- [Problem to work on]: Reproduce the records below verbatim, every line unchanged.

[Excerpt from a dataset]
-- BEGIN --

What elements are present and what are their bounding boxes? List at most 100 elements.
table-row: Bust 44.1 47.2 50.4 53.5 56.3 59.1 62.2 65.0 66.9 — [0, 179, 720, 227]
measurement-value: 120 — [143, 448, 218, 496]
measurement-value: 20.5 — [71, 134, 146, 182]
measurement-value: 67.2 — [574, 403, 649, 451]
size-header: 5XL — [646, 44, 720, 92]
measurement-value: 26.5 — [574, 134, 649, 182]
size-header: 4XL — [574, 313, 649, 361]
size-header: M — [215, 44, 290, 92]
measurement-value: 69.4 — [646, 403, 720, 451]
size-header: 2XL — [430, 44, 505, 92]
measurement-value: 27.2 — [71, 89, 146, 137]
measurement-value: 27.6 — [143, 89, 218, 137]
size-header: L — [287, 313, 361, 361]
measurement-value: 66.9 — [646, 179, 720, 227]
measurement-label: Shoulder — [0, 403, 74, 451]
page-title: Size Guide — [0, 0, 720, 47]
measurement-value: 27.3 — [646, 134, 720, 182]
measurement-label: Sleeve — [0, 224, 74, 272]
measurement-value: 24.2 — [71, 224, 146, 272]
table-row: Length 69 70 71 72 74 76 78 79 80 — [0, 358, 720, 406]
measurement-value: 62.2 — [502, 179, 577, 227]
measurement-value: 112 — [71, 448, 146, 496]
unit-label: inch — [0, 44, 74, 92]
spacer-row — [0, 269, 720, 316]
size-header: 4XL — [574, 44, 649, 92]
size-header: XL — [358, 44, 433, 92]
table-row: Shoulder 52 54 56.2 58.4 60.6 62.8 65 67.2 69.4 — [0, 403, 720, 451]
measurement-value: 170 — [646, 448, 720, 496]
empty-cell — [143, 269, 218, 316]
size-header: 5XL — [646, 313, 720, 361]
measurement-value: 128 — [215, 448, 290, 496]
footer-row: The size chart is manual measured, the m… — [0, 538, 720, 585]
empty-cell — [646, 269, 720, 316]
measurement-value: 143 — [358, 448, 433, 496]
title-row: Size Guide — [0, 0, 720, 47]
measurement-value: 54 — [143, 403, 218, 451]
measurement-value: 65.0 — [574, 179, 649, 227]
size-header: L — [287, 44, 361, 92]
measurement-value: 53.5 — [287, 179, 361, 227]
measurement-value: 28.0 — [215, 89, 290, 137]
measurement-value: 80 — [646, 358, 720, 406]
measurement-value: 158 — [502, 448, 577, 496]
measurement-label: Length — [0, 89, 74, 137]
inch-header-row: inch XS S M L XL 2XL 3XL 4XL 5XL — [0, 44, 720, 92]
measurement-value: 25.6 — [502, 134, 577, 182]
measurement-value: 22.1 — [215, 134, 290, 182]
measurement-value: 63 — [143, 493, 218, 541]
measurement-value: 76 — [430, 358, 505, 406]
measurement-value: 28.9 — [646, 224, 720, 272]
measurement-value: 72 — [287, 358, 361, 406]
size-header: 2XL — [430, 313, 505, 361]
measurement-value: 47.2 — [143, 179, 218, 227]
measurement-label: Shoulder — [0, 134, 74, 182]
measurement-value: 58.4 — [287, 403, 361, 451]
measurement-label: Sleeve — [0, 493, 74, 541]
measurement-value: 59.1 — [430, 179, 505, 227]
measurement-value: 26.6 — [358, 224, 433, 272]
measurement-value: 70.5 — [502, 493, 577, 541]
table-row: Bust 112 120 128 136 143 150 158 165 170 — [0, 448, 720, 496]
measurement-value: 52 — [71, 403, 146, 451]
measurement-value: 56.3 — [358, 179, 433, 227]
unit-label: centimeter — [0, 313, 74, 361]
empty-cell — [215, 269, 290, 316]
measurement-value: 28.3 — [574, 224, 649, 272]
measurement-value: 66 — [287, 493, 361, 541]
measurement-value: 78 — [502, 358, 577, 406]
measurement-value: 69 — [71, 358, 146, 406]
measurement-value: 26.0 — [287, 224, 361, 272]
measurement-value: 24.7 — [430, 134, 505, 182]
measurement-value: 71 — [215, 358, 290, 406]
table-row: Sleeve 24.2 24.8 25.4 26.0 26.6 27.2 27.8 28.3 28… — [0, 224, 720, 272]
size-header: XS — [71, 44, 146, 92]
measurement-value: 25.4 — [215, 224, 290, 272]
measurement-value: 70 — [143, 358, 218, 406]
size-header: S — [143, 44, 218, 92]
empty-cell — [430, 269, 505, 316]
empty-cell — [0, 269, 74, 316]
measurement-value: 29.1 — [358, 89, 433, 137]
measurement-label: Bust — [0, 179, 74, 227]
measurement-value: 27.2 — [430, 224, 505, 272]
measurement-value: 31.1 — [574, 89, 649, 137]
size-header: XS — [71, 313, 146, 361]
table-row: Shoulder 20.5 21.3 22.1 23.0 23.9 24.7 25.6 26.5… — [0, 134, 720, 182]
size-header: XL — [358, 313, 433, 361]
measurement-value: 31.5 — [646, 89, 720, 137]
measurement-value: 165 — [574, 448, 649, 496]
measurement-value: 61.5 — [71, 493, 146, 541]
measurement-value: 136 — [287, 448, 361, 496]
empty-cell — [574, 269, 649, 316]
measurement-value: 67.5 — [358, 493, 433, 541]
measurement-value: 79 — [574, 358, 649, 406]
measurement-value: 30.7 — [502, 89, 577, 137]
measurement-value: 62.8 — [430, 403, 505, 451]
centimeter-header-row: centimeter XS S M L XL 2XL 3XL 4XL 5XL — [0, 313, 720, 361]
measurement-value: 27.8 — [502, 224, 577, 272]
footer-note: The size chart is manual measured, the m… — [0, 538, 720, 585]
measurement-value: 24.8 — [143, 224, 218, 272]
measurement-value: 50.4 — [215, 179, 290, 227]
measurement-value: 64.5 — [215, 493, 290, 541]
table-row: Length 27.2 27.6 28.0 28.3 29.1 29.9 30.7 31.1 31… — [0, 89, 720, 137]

-- END --

- [Response]:
What elements are present and what are their bounding boxes? List at most 100 elements.
table-row: Bust 44.1 47.2 50.4 53.5 56.3 59.1 62.2 65.0 66.9 — [0, 179, 720, 227]
measurement-value: 120 — [143, 448, 218, 496]
measurement-value: 20.5 — [71, 134, 146, 182]
measurement-value: 67.2 — [574, 403, 649, 451]
size-header: 5XL — [646, 44, 720, 92]
measurement-value: 26.5 — [574, 134, 649, 182]
size-header: 4XL — [574, 313, 649, 361]
size-header: M — [215, 44, 290, 92]
measurement-value: 69.4 — [646, 403, 720, 451]
size-header: 2XL — [430, 44, 505, 92]
measurement-value: 27.2 — [71, 89, 146, 137]
measurement-value: 27.6 — [143, 89, 218, 137]
size-header: L — [287, 313, 361, 361]
measurement-value: 66.9 — [646, 179, 720, 227]
measurement-label: Shoulder — [0, 403, 74, 451]
page-title: Size Guide — [0, 0, 720, 47]
measurement-value: 27.3 — [646, 134, 720, 182]
measurement-label: Sleeve — [0, 224, 74, 272]
measurement-value: 24.2 — [71, 224, 146, 272]
table-row: Length 69 70 71 72 74 76 78 79 80 — [0, 358, 720, 406]
measurement-value: 62.2 — [502, 179, 577, 227]
measurement-value: 112 — [71, 448, 146, 496]
unit-label: inch — [0, 44, 74, 92]
spacer-row — [0, 269, 720, 316]
size-header: 4XL — [574, 44, 649, 92]
size-header: XL — [358, 44, 433, 92]
table-row: Shoulder 52 54 56.2 58.4 60.6 62.8 65 67.2 69.4 — [0, 403, 720, 451]
measurement-value: 170 — [646, 448, 720, 496]
empty-cell — [143, 269, 218, 316]
size-header: 5XL — [646, 313, 720, 361]
measurement-value: 128 — [215, 448, 290, 496]
footer-row: The size chart is manual measured, the m… — [0, 538, 720, 585]
empty-cell — [646, 269, 720, 316]
measurement-value: 143 — [358, 448, 433, 496]
title-row: Size Guide — [0, 0, 720, 47]
measurement-value: 54 — [143, 403, 218, 451]
measurement-value: 65.0 — [574, 179, 649, 227]
size-header: L — [287, 44, 361, 92]
measurement-value: 53.5 — [287, 179, 361, 227]
measurement-value: 28.0 — [215, 89, 290, 137]
measurement-value: 80 — [646, 358, 720, 406]
measurement-value: 158 — [502, 448, 577, 496]
measurement-label: Length — [0, 89, 74, 137]
inch-header-row: inch XS S M L XL 2XL 3XL 4XL 5XL — [0, 44, 720, 92]
measurement-value: 25.6 — [502, 134, 577, 182]
measurement-value: 22.1 — [215, 134, 290, 182]
measurement-value: 63 — [143, 493, 218, 541]
measurement-value: 76 — [430, 358, 505, 406]
measurement-value: 28.9 — [646, 224, 720, 272]
measurement-value: 72 — [287, 358, 361, 406]
size-header: 2XL — [430, 313, 505, 361]
measurement-value: 47.2 — [143, 179, 218, 227]
measurement-label: Shoulder — [0, 134, 74, 182]
measurement-value: 58.4 — [287, 403, 361, 451]
measurement-label: Sleeve — [0, 493, 74, 541]
measurement-value: 59.1 — [430, 179, 505, 227]
measurement-value: 26.6 — [358, 224, 433, 272]
measurement-value: 70.5 — [502, 493, 577, 541]
table-row: Bust 112 120 128 136 143 150 158 165 170 — [0, 448, 720, 496]
measurement-value: 52 — [71, 403, 146, 451]
measurement-value: 56.3 — [358, 179, 433, 227]
unit-label: centimeter — [0, 313, 74, 361]
empty-cell — [215, 269, 290, 316]
measurement-value: 28.3 — [574, 224, 649, 272]
measurement-value: 66 — [287, 493, 361, 541]
measurement-value: 78 — [502, 358, 577, 406]
measurement-value: 69 — [71, 358, 146, 406]
measurement-value: 26.0 — [287, 224, 361, 272]
measurement-value: 24.7 — [430, 134, 505, 182]
measurement-value: 71 — [215, 358, 290, 406]
table-row: Sleeve 24.2 24.8 25.4 26.0 26.6 27.2 27.8 28.3 28… — [0, 224, 720, 272]
size-header: XS — [71, 44, 146, 92]
measurement-value: 25.4 — [215, 224, 290, 272]
measurement-value: 70 — [143, 358, 218, 406]
size-header: S — [143, 44, 218, 92]
empty-cell — [430, 269, 505, 316]
empty-cell — [0, 269, 74, 316]
measurement-value: 29.1 — [358, 89, 433, 137]
measurement-label: Bust — [0, 179, 74, 227]
measurement-value: 27.2 — [430, 224, 505, 272]
measurement-value: 31.1 — [574, 89, 649, 137]
size-header: XS — [71, 313, 146, 361]
table-row: Shoulder 20.5 21.3 22.1 23.0 23.9 24.7 25.6 26.5… — [0, 134, 720, 182]
size-header: XL — [358, 313, 433, 361]
measurement-value: 31.5 — [646, 89, 720, 137]
measurement-value: 165 — [574, 448, 649, 496]
measurement-value: 61.5 — [71, 493, 146, 541]
measurement-value: 136 — [287, 448, 361, 496]
empty-cell — [574, 269, 649, 316]
measurement-value: 67.5 — [358, 493, 433, 541]
measurement-value: 79 — [574, 358, 649, 406]
measurement-value: 30.7 — [502, 89, 577, 137]
measurement-value: 62.8 — [430, 403, 505, 451]
centimeter-header-row: centimeter XS S M L XL 2XL 3XL 4XL 5XL — [0, 313, 720, 361]
measurement-value: 27.8 — [502, 224, 577, 272]
footer-note: The size chart is manual measured, the m… — [0, 538, 720, 585]
measurement-value: 24.8 — [143, 224, 218, 272]
measurement-value: 50.4 — [215, 179, 290, 227]
measurement-value: 64.5 — [215, 493, 290, 541]
table-row: Length 27.2 27.6 28.0 28.3 29.1 29.9 30.7 31.1 31… — [0, 89, 720, 137]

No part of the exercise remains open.